WRITTEN PROBLEM: Repeat each record below exactly as given.

DATASET EXCERPTS:
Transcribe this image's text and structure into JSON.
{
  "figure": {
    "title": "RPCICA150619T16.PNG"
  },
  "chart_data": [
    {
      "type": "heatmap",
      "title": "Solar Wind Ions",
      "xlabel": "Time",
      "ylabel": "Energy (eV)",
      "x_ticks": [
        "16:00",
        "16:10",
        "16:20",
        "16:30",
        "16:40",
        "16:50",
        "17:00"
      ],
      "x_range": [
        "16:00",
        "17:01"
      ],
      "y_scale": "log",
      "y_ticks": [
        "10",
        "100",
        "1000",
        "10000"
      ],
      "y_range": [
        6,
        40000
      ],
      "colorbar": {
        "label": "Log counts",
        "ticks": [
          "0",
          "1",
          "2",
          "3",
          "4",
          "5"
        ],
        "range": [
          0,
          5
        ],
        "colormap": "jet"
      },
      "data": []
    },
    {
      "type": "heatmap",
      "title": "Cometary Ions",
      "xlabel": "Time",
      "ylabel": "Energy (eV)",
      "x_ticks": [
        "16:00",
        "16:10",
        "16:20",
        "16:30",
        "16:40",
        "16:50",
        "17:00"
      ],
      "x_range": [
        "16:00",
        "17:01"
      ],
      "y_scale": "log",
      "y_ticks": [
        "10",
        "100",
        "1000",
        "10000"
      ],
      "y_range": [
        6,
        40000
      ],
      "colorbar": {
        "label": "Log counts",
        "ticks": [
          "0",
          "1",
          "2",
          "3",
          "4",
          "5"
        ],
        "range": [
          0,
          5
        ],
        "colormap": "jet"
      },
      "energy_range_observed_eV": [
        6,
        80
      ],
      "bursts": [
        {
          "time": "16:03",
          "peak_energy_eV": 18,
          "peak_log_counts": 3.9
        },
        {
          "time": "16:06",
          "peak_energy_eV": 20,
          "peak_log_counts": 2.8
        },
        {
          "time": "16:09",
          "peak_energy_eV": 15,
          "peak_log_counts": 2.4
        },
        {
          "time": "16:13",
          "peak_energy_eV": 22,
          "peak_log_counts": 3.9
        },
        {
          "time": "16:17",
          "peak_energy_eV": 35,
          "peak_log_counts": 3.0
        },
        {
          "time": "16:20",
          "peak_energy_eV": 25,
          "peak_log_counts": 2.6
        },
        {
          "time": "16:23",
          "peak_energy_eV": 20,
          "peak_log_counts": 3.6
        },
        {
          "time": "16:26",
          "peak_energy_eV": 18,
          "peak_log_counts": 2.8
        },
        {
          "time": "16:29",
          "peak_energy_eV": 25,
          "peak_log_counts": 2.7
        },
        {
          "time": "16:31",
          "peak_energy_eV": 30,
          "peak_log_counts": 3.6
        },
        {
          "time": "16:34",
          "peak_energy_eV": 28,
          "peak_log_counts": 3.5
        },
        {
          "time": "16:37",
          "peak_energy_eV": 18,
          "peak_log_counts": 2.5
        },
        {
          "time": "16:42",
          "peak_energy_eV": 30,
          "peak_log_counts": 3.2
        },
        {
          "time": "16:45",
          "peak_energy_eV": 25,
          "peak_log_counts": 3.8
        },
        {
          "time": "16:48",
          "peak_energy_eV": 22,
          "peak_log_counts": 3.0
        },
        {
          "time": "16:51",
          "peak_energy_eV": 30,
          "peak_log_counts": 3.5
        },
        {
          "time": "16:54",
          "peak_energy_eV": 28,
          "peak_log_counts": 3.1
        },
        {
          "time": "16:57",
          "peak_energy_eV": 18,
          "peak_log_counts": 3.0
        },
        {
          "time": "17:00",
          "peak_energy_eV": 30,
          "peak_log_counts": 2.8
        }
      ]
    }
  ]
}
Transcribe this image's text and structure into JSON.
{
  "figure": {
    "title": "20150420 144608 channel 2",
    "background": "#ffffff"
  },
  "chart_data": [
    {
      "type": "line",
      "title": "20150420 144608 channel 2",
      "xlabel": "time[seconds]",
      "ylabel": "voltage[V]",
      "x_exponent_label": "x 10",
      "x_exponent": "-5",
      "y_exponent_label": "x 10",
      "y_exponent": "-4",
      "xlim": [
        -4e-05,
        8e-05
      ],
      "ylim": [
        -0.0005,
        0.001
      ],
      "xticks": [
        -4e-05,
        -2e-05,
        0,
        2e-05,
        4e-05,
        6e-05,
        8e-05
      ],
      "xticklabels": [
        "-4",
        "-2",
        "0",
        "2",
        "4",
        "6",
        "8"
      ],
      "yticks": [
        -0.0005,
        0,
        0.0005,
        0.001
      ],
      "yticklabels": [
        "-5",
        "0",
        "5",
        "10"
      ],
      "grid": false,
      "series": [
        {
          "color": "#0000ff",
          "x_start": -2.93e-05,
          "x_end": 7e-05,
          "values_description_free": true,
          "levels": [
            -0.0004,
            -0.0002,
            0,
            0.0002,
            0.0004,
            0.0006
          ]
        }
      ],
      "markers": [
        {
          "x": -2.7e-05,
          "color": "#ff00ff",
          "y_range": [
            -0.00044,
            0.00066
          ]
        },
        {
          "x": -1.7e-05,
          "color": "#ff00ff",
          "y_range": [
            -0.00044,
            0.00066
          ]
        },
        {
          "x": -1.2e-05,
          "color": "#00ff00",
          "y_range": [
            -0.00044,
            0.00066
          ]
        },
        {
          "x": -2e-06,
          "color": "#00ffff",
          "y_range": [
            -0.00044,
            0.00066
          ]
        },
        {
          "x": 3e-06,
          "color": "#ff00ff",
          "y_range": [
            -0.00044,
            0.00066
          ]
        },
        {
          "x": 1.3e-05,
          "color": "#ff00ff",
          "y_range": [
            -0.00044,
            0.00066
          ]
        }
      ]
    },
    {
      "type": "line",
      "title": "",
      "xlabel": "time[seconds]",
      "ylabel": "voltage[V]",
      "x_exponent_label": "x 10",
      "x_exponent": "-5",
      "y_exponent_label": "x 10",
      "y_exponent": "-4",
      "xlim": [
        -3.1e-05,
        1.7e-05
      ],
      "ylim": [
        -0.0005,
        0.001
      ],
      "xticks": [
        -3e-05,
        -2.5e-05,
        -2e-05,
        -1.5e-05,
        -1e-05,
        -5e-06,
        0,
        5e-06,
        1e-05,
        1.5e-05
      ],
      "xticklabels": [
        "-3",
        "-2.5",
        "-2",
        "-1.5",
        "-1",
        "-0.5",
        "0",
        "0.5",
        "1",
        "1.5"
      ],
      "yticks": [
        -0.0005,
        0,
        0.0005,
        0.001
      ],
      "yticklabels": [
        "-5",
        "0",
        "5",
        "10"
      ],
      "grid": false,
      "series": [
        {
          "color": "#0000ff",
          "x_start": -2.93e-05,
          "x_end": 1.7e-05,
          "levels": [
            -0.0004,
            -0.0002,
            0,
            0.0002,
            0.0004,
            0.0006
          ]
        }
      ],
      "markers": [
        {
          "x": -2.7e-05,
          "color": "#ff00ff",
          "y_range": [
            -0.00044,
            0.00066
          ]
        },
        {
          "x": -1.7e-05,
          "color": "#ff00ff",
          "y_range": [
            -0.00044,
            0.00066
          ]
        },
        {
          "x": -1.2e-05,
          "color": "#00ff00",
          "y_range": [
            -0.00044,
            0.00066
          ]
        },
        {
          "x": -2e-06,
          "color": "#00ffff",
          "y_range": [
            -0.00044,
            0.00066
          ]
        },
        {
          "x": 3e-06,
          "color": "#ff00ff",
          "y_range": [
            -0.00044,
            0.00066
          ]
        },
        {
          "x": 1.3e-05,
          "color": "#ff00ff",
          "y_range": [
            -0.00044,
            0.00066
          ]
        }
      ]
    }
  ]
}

TASK ANSWER:
Transcribe this image's text and structure into JSON.
{
  "figure": {
    "title": "RPCICA150619T16.PNG"
  },
  "chart_data": [
    {
      "type": "heatmap",
      "title": "Solar Wind Ions",
      "xlabel": "Time",
      "ylabel": "Energy (eV)",
      "x_ticks": [
        "16:00",
        "16:10",
        "16:20",
        "16:30",
        "16:40",
        "16:50",
        "17:00"
      ],
      "x_range": [
        "16:00",
        "17:01"
      ],
      "y_scale": "log",
      "y_ticks": [
        "10",
        "100",
        "1000",
        "10000"
      ],
      "y_range": [
        6,
        40000
      ],
      "colorbar": {
        "label": "Log counts",
        "ticks": [
          "0",
          "1",
          "2",
          "3",
          "4",
          "5"
        ],
        "range": [
          0,
          5
        ],
        "colormap": "jet"
      },
      "data": []
    },
    {
      "type": "heatmap",
      "title": "Cometary Ions",
      "xlabel": "Time",
      "ylabel": "Energy (eV)",
      "x_ticks": [
        "16:00",
        "16:10",
        "16:20",
        "16:30",
        "16:40",
        "16:50",
        "17:00"
      ],
      "x_range": [
        "16:00",
        "17:01"
      ],
      "y_scale": "log",
      "y_ticks": [
        "10",
        "100",
        "1000",
        "10000"
      ],
      "y_range": [
        6,
        40000
      ],
      "colorbar": {
        "label": "Log counts",
        "ticks": [
          "0",
          "1",
          "2",
          "3",
          "4",
          "5"
        ],
        "range": [
          0,
          5
        ],
        "colormap": "jet"
      },
      "energy_range_observed_eV": [
        6,
        80
      ],
      "bursts": [
        {
          "time": "16:03",
          "peak_energy_eV": 18,
          "peak_log_counts": 3.9
        },
        {
          "time": "16:06",
          "peak_energy_eV": 20,
          "peak_log_counts": 2.8
        },
        {
          "time": "16:09",
          "peak_energy_eV": 15,
          "peak_log_counts": 2.4
        },
        {
          "time": "16:13",
          "peak_energy_eV": 22,
          "peak_log_counts": 3.9
        },
        {
          "time": "16:17",
          "peak_energy_eV": 35,
          "peak_log_counts": 3.0
        },
        {
          "time": "16:20",
          "peak_energy_eV": 25,
          "peak_log_counts": 2.6
        },
        {
          "time": "16:23",
          "peak_energy_eV": 20,
          "peak_log_counts": 3.6
        },
        {
          "time": "16:26",
          "peak_energy_eV": 18,
          "peak_log_counts": 2.8
        },
        {
          "time": "16:29",
          "peak_energy_eV": 25,
          "peak_log_counts": 2.7
        },
        {
          "time": "16:31",
          "peak_energy_eV": 30,
          "peak_log_counts": 3.6
        },
        {
          "time": "16:34",
          "peak_energy_eV": 28,
          "peak_log_counts": 3.5
        },
        {
          "time": "16:37",
          "peak_energy_eV": 18,
          "peak_log_counts": 2.5
        },
        {
          "time": "16:42",
          "peak_energy_eV": 30,
          "peak_log_counts": 3.2
        },
        {
          "time": "16:45",
          "peak_energy_eV": 25,
          "peak_log_counts": 3.8
        },
        {
          "time": "16:48",
          "peak_energy_eV": 22,
          "peak_log_counts": 3.0
        },
        {
          "time": "16:51",
          "peak_energy_eV": 30,
          "peak_log_counts": 3.5
        },
        {
          "time": "16:54",
          "peak_energy_eV": 28,
          "peak_log_counts": 3.1
        },
        {
          "time": "16:57",
          "peak_energy_eV": 18,
          "peak_log_counts": 3.0
        },
        {
          "time": "17:00",
          "peak_energy_eV": 30,
          "peak_log_counts": 2.8
        }
      ]
    }
  ]
}
Transcribe this image's text and structure into JSON.
{
  "figure": {
    "title": "20150420 144608 channel 2",
    "background": "#ffffff"
  },
  "chart_data": [
    {
      "type": "line",
      "title": "20150420 144608 channel 2",
      "xlabel": "time[seconds]",
      "ylabel": "voltage[V]",
      "x_exponent_label": "x 10",
      "x_exponent": "-5",
      "y_exponent_label": "x 10",
      "y_exponent": "-4",
      "xlim": [
        -4e-05,
        8e-05
      ],
      "ylim": [
        -0.0005,
        0.001
      ],
      "xticks": [
        -4e-05,
        -2e-05,
        0,
        2e-05,
        4e-05,
        6e-05,
        8e-05
      ],
      "xticklabels": [
        "-4",
        "-2",
        "0",
        "2",
        "4",
        "6",
        "8"
      ],
      "yticks": [
        -0.0005,
        0,
        0.0005,
        0.001
      ],
      "yticklabels": [
        "-5",
        "0",
        "5",
        "10"
      ],
      "grid": false,
      "series": [
        {
          "color": "#0000ff",
          "x_start": -2.93e-05,
          "x_end": 7e-05,
          "values_description_free": true,
          "levels": [
            -0.0004,
            -0.0002,
            0,
            0.0002,
            0.0004,
            0.0006
          ]
        }
      ],
      "markers": [
        {
          "x": -2.7e-05,
          "color": "#ff00ff",
          "y_range": [
            -0.00044,
            0.00066
          ]
        },
        {
          "x": -1.7e-05,
          "color": "#ff00ff",
          "y_range": [
            -0.00044,
            0.00066
          ]
        },
        {
          "x": -1.2e-05,
          "color": "#00ff00",
          "y_range": [
            -0.00044,
            0.00066
          ]
        },
        {
          "x": -2e-06,
          "color": "#00ffff",
          "y_range": [
            -0.00044,
            0.00066
          ]
        },
        {
          "x": 3e-06,
          "color": "#ff00ff",
          "y_range": [
            -0.00044,
            0.00066
          ]
        },
        {
          "x": 1.3e-05,
          "color": "#ff00ff",
          "y_range": [
            -0.00044,
            0.00066
          ]
        }
      ]
    },
    {
      "type": "line",
      "title": "",
      "xlabel": "time[seconds]",
      "ylabel": "voltage[V]",
      "x_exponent_label": "x 10",
      "x_exponent": "-5",
      "y_exponent_label": "x 10",
      "y_exponent": "-4",
      "xlim": [
        -3.1e-05,
        1.7e-05
      ],
      "ylim": [
        -0.0005,
        0.001
      ],
      "xticks": [
        -3e-05,
        -2.5e-05,
        -2e-05,
        -1.5e-05,
        -1e-05,
        -5e-06,
        0,
        5e-06,
        1e-05,
        1.5e-05
      ],
      "xticklabels": [
        "-3",
        "-2.5",
        "-2",
        "-1.5",
        "-1",
        "-0.5",
        "0",
        "0.5",
        "1",
        "1.5"
      ],
      "yticks": [
        -0.0005,
        0,
        0.0005,
        0.001
      ],
      "yticklabels": [
        "-5",
        "0",
        "5",
        "10"
      ],
      "grid": false,
      "series": [
        {
          "color": "#0000ff",
          "x_start": -2.93e-05,
          "x_end": 1.7e-05,
          "levels": [
            -0.0004,
            -0.0002,
            0,
            0.0002,
            0.0004,
            0.0006
          ]
        }
      ],
      "markers": [
        {
          "x": -2.7e-05,
          "color": "#ff00ff",
          "y_range": [
            -0.00044,
            0.00066
          ]
        },
        {
          "x": -1.7e-05,
          "color": "#ff00ff",
          "y_range": [
            -0.00044,
            0.00066
          ]
        },
        {
          "x": -1.2e-05,
          "color": "#00ff00",
          "y_range": [
            -0.00044,
            0.00066
          ]
        },
        {
          "x": -2e-06,
          "color": "#00ffff",
          "y_range": [
            -0.00044,
            0.00066
          ]
        },
        {
          "x": 3e-06,
          "color": "#ff00ff",
          "y_range": [
            -0.00044,
            0.00066
          ]
        },
        {
          "x": 1.3e-05,
          "color": "#ff00ff",
          "y_range": [
            -0.00044,
            0.00066
          ]
        }
      ]
    }
  ]
}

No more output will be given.